AVAILABLE DATA
--- begin ---

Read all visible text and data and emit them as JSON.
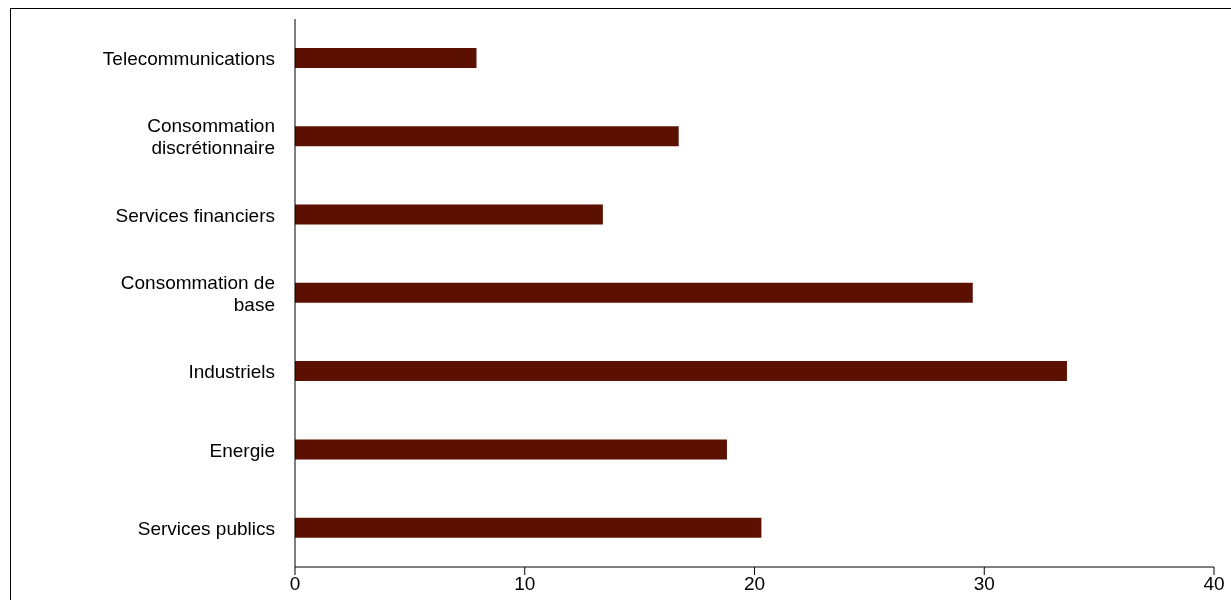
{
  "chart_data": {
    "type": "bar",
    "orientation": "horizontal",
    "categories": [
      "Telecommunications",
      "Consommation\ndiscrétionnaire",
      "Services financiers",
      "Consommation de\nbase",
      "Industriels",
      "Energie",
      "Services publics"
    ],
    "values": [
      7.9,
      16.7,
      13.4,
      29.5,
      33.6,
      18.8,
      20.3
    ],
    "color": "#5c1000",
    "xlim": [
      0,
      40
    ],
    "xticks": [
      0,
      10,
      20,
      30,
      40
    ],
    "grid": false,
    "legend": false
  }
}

--- end ---
--- begin ---

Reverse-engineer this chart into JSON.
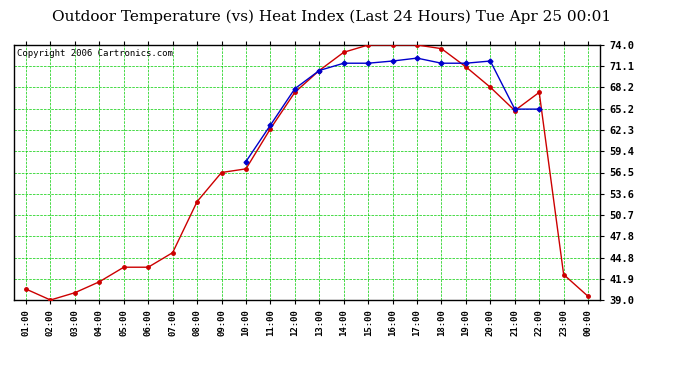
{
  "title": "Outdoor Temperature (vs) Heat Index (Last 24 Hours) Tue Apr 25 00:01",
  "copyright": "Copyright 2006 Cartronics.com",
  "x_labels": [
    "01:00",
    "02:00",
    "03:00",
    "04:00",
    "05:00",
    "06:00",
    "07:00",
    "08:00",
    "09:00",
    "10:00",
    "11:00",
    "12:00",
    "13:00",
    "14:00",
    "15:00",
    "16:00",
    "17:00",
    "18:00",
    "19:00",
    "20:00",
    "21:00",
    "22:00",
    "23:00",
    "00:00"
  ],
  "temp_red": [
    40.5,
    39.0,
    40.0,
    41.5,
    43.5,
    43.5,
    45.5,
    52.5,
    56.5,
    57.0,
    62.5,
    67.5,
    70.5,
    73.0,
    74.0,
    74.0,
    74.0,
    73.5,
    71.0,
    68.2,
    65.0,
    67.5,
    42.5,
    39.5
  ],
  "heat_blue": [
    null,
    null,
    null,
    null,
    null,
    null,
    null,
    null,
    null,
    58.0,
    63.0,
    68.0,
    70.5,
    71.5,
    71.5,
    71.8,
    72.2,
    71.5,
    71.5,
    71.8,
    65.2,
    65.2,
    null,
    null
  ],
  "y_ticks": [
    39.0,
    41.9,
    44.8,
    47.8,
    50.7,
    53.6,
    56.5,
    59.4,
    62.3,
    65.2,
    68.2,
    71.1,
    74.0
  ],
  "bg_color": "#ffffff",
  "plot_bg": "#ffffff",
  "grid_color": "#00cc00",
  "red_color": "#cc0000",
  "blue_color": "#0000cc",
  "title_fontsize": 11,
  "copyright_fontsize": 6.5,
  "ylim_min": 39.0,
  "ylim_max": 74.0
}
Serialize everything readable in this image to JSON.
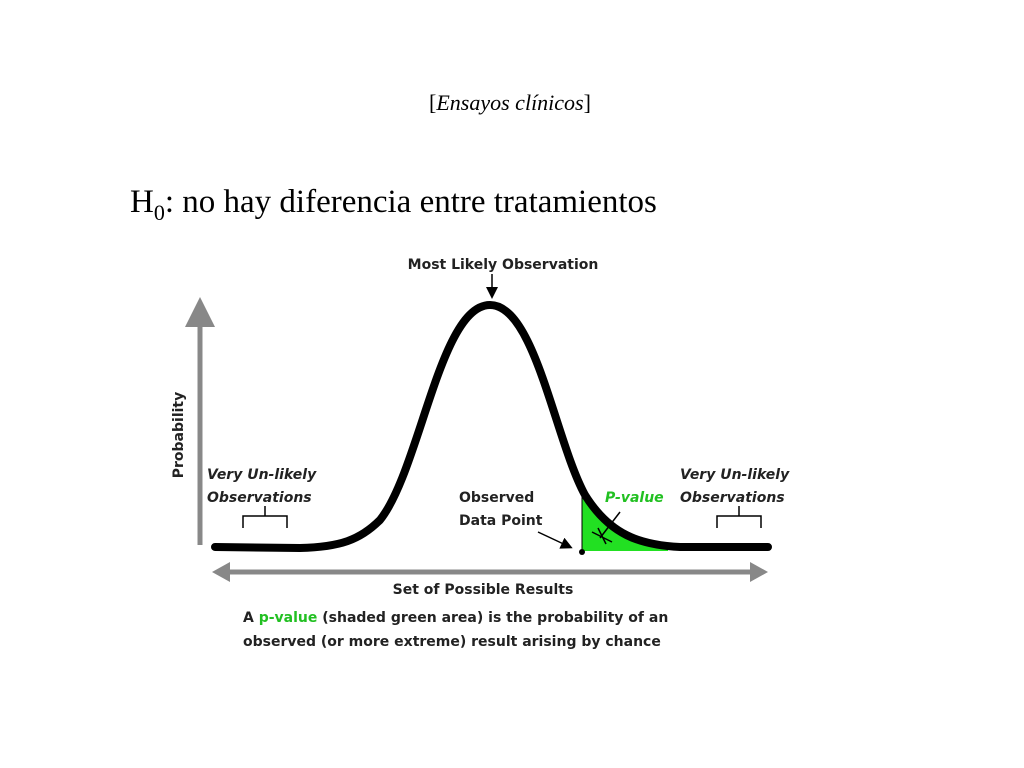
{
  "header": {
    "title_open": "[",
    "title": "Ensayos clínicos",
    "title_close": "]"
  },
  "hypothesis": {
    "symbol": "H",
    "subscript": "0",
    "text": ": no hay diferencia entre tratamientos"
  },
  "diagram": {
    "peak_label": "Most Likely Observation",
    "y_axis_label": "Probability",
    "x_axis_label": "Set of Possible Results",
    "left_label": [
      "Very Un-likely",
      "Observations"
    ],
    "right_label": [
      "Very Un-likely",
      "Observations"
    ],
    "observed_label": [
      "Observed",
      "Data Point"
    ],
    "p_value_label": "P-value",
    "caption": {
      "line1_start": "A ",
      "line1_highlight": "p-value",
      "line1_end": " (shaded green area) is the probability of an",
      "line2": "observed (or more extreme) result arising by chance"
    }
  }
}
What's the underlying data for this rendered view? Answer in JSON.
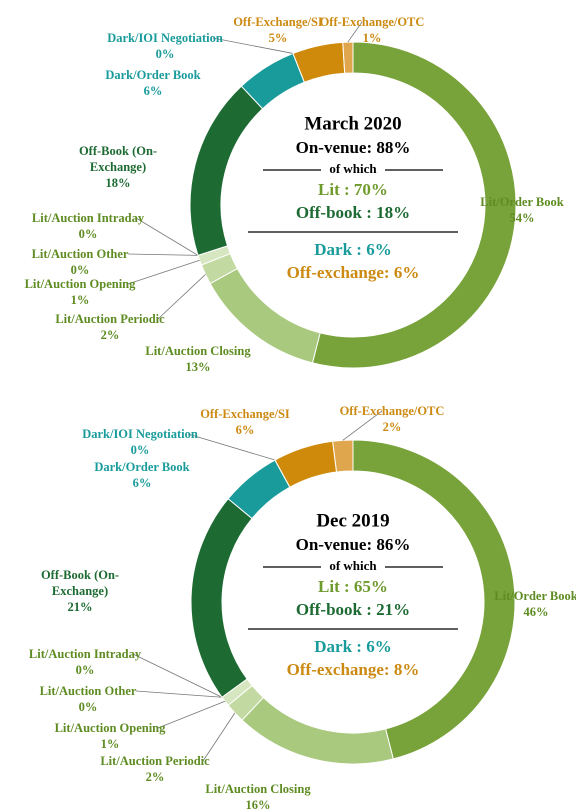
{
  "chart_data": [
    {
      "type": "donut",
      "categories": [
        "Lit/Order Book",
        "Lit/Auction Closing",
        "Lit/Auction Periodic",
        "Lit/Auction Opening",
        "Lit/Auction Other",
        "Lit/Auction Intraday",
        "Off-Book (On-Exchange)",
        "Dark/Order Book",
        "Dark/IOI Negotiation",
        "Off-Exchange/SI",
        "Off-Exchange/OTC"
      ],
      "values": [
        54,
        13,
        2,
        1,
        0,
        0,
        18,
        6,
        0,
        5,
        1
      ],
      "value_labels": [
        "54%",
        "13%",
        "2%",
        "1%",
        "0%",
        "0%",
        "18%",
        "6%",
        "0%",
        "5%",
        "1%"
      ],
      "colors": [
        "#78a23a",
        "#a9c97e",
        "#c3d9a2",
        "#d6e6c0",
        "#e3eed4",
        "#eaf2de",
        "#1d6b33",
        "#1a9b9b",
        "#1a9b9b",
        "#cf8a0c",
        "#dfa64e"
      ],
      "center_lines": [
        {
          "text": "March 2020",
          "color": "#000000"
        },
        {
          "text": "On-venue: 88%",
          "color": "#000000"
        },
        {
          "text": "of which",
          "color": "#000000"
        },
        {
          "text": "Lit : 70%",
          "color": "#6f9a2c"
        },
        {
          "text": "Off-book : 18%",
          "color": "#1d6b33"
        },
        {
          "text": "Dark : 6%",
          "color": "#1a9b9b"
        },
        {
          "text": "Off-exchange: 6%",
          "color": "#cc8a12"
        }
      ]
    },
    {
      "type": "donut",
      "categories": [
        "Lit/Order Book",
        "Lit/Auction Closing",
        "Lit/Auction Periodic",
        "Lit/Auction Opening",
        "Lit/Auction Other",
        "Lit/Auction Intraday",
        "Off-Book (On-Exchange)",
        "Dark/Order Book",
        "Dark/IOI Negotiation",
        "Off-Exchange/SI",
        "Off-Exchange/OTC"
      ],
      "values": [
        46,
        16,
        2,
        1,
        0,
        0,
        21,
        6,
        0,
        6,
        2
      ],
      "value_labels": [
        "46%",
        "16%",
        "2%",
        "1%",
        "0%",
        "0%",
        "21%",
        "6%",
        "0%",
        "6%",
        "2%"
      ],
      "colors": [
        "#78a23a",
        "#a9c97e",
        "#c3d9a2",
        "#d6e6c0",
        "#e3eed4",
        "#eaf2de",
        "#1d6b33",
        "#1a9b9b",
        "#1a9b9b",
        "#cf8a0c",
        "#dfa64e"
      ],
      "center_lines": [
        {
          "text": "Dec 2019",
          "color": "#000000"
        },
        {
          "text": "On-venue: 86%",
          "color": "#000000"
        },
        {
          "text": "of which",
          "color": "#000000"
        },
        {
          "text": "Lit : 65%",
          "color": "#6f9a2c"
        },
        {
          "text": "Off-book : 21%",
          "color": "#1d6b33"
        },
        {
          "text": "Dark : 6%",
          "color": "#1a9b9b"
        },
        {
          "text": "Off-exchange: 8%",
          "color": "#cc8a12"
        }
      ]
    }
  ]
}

--- end ---
--- begin ---

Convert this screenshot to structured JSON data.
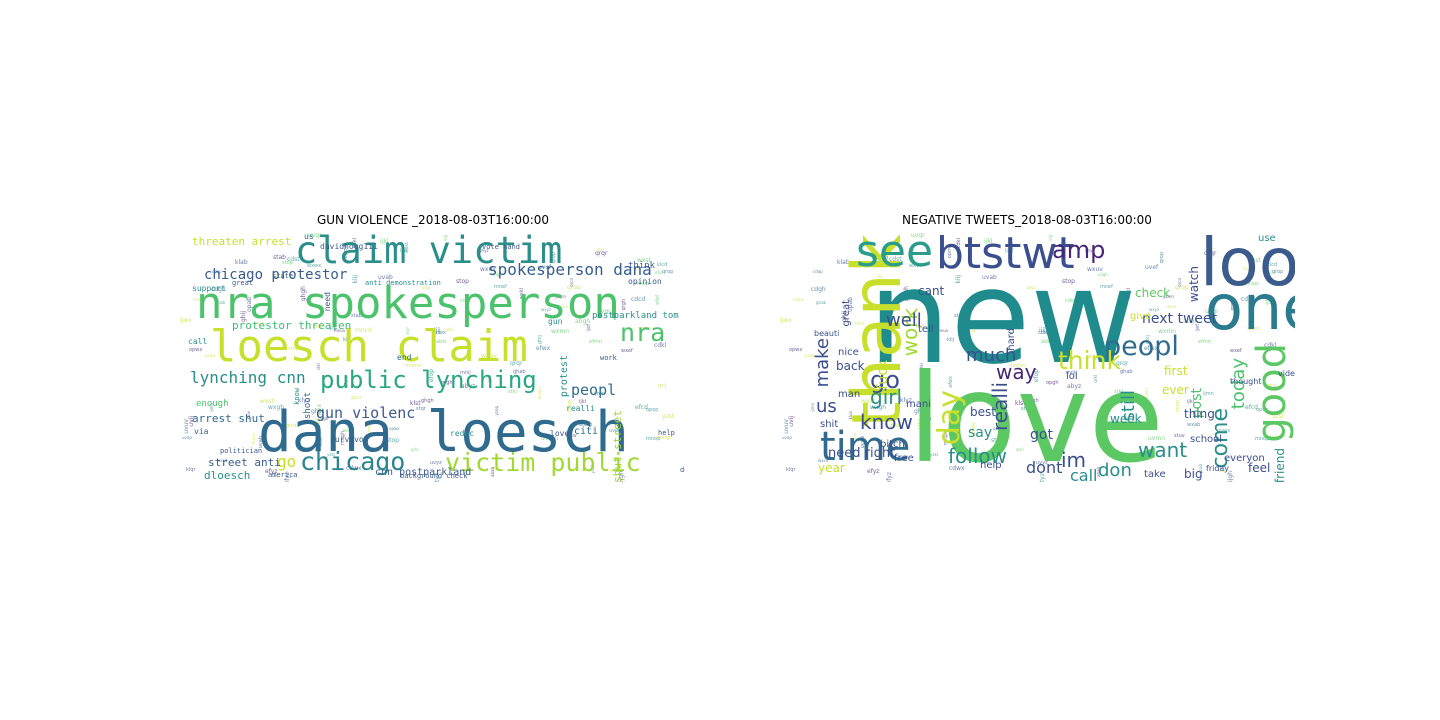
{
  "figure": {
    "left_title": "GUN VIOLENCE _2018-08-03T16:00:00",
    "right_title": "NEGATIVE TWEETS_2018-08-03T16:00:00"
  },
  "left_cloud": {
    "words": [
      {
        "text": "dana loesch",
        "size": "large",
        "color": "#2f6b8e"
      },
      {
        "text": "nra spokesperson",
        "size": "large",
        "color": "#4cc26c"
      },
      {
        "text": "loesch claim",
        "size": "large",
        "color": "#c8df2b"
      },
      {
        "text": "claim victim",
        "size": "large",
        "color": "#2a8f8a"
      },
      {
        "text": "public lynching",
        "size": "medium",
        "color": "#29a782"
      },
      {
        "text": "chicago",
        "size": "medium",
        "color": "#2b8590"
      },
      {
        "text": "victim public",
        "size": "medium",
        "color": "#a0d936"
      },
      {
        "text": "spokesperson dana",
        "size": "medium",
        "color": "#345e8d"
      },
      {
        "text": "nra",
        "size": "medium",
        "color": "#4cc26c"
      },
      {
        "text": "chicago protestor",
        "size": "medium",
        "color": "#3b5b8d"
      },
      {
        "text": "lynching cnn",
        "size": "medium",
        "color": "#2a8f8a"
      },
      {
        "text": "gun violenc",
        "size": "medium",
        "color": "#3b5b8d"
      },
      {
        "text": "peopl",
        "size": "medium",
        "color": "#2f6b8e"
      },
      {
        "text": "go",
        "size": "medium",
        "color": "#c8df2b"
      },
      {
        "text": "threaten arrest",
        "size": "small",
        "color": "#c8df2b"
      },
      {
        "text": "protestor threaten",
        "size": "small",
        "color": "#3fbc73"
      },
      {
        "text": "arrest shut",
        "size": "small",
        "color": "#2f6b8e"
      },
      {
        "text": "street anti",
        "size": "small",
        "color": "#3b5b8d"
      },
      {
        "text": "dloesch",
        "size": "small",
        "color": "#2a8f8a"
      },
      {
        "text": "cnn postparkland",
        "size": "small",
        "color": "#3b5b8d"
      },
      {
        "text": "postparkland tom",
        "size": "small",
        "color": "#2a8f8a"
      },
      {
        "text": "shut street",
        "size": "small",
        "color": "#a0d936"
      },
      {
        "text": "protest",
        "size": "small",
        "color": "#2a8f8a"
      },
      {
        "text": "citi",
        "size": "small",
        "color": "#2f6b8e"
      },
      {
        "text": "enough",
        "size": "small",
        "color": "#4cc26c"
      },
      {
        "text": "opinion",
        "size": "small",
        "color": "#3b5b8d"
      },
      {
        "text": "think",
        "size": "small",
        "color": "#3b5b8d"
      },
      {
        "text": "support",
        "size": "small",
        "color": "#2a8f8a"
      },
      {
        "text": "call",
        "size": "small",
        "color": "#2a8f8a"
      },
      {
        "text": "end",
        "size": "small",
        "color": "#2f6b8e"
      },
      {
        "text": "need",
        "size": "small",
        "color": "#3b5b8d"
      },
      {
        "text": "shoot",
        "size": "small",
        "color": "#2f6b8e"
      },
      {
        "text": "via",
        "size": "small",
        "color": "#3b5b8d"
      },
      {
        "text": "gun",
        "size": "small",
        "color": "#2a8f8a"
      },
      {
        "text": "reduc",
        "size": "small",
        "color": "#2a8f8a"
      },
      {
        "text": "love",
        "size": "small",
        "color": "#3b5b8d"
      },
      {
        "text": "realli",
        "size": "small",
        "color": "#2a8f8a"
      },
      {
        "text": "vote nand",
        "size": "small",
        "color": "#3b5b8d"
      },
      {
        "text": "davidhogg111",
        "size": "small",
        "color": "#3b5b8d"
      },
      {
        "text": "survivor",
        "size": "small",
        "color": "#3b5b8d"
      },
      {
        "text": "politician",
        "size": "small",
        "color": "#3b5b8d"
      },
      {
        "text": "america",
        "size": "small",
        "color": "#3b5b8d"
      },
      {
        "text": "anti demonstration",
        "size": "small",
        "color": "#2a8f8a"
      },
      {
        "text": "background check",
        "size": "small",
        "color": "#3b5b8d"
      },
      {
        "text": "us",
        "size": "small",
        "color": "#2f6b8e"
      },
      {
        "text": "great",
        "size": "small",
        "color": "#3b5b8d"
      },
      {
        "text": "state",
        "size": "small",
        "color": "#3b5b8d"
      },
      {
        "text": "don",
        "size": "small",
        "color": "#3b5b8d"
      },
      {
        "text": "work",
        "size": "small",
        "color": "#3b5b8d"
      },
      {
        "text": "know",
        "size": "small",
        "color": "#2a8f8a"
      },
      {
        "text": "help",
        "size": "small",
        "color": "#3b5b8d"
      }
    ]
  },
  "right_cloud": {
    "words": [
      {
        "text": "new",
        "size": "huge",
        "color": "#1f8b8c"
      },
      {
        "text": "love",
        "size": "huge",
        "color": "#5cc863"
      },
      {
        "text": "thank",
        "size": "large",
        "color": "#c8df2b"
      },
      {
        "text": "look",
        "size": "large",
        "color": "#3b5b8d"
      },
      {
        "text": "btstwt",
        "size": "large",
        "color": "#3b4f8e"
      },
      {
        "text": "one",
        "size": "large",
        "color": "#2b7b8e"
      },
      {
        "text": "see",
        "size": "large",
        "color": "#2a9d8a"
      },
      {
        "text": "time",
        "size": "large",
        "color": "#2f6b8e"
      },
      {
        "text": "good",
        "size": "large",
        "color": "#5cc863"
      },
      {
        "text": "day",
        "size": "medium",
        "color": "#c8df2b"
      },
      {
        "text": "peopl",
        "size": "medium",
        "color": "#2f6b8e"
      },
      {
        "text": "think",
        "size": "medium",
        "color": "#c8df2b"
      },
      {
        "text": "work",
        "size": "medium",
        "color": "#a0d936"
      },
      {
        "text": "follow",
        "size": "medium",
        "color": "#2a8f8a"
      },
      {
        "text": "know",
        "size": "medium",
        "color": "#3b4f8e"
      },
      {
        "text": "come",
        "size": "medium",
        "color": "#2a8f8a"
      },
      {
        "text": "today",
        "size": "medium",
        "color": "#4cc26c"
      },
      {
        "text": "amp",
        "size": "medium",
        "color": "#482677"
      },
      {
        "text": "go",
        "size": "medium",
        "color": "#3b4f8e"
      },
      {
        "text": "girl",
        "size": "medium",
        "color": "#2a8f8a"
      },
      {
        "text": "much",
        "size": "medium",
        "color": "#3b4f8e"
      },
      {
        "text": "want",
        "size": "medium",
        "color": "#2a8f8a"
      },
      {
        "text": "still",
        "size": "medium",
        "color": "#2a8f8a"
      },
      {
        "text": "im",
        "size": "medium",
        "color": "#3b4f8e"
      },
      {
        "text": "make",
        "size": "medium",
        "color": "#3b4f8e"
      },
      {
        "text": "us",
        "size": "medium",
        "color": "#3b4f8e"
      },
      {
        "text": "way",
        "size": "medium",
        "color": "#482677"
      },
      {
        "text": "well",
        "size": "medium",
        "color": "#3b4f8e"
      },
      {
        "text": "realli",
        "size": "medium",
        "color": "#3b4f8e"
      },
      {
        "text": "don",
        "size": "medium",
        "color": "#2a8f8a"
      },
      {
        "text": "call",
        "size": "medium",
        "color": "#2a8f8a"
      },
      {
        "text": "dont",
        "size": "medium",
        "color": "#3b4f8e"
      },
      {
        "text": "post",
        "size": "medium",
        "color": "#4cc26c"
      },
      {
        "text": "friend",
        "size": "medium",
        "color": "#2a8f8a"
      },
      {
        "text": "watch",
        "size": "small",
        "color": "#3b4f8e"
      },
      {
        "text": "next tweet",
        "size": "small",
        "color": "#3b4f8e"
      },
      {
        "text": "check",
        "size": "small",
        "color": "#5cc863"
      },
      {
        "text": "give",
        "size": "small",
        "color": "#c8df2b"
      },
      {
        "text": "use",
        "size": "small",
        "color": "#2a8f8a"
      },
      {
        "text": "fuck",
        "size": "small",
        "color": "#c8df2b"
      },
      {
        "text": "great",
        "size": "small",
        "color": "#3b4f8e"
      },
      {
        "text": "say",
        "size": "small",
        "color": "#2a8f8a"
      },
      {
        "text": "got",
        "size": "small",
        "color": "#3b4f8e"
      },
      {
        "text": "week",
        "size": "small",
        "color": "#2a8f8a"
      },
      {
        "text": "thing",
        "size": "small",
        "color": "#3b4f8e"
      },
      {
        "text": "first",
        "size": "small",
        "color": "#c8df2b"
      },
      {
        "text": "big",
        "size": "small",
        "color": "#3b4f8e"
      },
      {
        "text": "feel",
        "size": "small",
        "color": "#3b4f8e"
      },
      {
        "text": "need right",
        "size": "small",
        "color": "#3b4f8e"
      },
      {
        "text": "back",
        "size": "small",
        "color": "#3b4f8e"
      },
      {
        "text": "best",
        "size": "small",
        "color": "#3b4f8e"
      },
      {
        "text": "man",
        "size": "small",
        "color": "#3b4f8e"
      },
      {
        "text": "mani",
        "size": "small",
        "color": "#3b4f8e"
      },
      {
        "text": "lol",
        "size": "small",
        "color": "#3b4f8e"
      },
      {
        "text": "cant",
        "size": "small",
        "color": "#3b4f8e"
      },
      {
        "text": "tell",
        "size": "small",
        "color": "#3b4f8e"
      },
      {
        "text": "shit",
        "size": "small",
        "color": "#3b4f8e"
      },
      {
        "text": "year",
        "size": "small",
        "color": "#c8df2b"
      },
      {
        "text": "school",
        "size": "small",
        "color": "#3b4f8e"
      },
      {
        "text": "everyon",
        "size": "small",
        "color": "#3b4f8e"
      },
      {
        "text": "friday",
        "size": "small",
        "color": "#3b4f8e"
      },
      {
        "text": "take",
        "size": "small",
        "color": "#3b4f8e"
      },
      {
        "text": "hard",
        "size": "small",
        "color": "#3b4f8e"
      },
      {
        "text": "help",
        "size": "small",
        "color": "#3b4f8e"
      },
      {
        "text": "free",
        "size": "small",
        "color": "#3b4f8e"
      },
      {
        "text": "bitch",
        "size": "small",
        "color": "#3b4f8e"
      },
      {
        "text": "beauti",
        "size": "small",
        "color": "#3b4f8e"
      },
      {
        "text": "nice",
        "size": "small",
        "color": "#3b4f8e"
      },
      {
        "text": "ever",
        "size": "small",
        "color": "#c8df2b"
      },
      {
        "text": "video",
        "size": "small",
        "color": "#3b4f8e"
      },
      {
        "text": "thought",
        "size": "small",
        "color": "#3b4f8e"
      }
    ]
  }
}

--- end ---

Show each line of the data that contains the string "lynching".

        "text": "public lynching",
        "text": "lynching cnn",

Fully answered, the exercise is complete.